** Request **
Count the lines in the data below that contain the string "toll", and give only the number.

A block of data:
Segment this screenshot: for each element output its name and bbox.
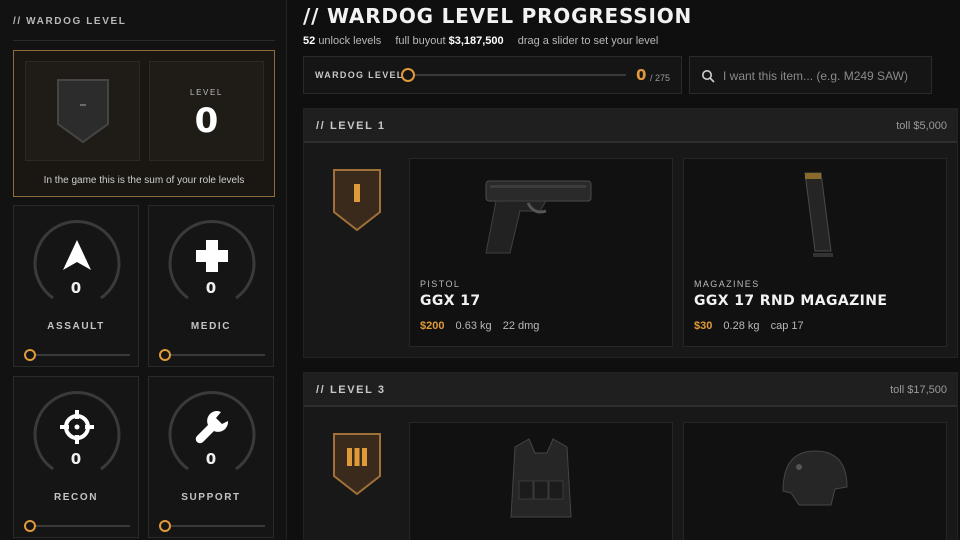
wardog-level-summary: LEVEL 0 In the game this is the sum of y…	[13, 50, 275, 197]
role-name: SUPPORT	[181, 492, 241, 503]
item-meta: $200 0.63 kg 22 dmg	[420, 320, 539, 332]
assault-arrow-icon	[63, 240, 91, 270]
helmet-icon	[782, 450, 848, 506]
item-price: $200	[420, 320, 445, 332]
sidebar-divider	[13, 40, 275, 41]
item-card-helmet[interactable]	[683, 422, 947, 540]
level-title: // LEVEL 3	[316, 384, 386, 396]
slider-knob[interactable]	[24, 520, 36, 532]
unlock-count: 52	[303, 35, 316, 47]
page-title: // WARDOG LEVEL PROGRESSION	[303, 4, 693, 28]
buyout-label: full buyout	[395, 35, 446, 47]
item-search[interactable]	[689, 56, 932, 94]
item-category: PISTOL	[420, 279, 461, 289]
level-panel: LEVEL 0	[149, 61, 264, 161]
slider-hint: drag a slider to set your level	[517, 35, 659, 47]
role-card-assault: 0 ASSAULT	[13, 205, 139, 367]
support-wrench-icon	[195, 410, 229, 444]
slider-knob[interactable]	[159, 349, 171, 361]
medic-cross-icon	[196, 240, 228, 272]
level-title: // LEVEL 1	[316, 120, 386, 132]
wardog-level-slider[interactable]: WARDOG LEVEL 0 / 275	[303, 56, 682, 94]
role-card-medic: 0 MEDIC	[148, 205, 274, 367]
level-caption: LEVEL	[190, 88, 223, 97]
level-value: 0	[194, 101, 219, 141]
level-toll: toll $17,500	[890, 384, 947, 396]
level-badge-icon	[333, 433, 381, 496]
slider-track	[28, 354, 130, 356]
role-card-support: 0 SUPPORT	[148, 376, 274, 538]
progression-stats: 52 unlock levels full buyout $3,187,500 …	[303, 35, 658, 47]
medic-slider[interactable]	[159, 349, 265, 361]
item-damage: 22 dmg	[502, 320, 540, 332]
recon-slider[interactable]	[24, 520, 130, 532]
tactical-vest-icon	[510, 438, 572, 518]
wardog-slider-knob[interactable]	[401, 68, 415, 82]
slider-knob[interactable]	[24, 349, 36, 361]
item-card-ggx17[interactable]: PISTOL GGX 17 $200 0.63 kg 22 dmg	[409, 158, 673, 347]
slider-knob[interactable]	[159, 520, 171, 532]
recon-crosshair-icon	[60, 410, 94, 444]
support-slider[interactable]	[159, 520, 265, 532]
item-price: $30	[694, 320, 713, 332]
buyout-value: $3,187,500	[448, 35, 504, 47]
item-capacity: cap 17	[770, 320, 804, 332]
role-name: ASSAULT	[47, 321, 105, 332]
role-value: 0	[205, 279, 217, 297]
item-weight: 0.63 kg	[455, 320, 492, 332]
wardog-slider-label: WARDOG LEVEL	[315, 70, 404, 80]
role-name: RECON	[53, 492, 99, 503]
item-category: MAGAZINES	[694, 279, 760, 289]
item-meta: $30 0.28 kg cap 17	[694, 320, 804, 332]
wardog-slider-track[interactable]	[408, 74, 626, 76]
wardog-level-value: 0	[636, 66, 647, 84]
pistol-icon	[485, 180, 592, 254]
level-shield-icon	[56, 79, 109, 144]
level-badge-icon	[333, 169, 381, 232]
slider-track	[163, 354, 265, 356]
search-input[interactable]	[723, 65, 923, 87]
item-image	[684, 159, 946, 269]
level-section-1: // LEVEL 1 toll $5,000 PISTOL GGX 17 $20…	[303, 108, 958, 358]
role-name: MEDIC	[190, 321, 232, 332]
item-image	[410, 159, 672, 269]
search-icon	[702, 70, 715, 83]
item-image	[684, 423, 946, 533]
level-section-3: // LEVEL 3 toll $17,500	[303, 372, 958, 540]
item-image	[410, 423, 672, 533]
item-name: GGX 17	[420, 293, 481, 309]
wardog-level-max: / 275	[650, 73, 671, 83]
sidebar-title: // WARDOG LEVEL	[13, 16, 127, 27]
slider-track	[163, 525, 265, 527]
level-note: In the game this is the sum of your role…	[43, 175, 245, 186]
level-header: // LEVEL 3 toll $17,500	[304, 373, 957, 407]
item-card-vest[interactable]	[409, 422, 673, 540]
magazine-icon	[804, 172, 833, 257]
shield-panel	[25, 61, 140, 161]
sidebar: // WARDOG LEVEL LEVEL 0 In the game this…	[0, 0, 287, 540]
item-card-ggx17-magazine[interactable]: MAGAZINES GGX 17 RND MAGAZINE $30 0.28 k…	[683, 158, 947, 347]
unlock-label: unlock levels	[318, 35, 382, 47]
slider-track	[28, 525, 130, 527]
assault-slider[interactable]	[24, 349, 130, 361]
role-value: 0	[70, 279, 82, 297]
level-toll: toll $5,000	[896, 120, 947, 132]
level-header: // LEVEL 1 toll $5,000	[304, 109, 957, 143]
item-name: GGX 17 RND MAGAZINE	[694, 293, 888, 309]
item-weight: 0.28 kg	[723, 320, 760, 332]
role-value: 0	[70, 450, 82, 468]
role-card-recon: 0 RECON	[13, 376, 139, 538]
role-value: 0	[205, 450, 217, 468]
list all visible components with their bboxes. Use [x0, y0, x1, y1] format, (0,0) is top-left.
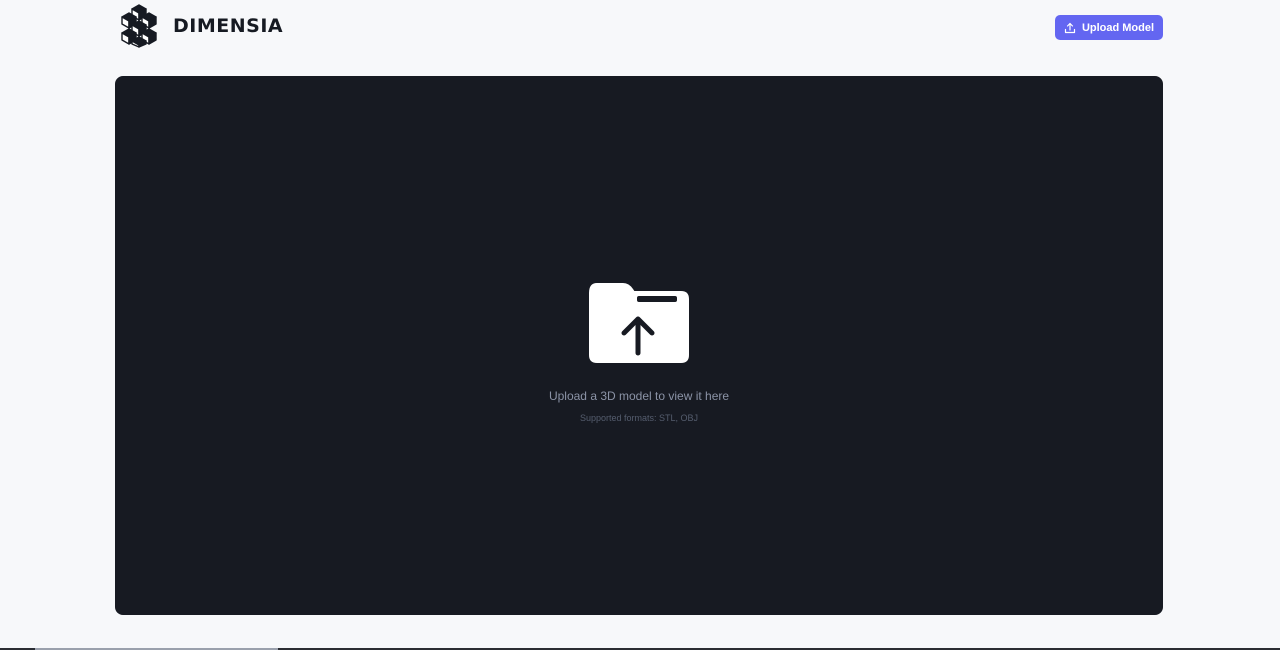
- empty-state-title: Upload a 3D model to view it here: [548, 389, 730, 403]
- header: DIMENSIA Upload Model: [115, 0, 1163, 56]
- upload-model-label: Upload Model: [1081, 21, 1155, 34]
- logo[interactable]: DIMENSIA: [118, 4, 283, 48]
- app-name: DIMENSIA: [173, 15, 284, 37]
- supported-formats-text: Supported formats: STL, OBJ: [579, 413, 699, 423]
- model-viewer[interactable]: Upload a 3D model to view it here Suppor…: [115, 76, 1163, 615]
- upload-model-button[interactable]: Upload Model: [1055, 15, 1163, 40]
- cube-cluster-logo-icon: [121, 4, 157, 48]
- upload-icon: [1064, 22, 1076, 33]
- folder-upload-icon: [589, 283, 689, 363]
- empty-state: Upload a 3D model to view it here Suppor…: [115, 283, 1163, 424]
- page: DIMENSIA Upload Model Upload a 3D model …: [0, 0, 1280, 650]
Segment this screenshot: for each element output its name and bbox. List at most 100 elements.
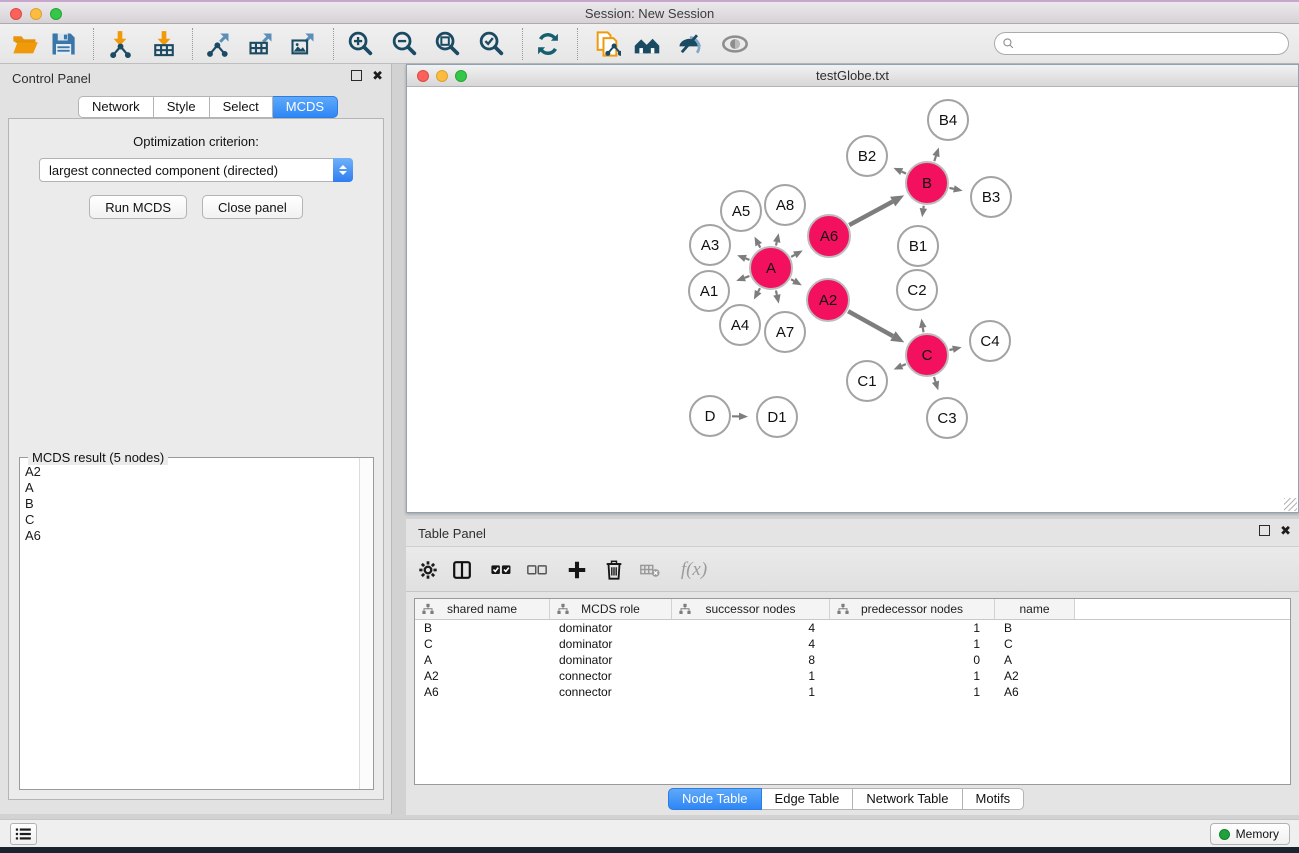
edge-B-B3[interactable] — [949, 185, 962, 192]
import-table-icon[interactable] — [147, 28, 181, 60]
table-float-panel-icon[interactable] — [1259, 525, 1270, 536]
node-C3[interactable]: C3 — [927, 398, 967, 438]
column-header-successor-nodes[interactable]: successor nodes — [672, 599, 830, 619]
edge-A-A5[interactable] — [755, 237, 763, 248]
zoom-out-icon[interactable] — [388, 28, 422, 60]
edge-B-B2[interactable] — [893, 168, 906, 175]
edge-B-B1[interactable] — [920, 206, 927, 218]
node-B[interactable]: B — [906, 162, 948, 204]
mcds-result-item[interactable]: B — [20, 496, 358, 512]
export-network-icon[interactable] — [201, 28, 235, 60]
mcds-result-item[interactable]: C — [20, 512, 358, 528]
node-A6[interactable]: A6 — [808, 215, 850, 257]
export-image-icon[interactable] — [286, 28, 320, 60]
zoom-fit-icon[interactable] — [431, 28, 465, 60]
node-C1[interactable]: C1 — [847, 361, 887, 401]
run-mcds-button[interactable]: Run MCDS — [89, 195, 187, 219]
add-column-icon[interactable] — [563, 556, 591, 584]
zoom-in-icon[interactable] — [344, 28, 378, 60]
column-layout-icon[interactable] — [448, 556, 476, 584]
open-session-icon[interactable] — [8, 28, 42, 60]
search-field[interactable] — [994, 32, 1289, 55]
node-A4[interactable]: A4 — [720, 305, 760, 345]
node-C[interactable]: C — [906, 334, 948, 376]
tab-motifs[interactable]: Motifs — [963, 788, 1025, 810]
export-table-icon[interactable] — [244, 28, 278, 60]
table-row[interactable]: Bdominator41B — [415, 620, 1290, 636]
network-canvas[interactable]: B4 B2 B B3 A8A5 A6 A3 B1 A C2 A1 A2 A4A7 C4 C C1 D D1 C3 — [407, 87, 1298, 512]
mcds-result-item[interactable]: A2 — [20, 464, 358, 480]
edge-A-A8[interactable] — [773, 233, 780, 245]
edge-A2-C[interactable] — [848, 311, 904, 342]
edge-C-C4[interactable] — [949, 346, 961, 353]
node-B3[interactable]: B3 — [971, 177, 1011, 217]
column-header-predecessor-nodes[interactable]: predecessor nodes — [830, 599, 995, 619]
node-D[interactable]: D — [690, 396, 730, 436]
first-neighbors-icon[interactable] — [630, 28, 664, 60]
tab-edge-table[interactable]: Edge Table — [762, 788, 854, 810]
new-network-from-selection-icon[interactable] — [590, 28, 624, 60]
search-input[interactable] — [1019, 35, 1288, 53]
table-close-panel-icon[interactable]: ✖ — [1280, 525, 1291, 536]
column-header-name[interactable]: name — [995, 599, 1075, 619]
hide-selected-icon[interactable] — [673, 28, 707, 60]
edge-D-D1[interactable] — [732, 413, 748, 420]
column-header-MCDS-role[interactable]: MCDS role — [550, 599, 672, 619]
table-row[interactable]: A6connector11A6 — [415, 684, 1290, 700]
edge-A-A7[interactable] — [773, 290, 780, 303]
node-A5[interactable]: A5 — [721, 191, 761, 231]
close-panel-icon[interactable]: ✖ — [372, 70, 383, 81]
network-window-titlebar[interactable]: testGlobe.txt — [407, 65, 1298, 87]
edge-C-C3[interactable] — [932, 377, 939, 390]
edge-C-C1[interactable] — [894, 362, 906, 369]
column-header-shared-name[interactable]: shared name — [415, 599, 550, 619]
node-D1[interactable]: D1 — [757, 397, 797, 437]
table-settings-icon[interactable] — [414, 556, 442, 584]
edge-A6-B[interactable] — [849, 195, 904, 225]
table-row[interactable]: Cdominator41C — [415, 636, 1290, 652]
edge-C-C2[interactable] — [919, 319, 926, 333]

** Solution to this task **
6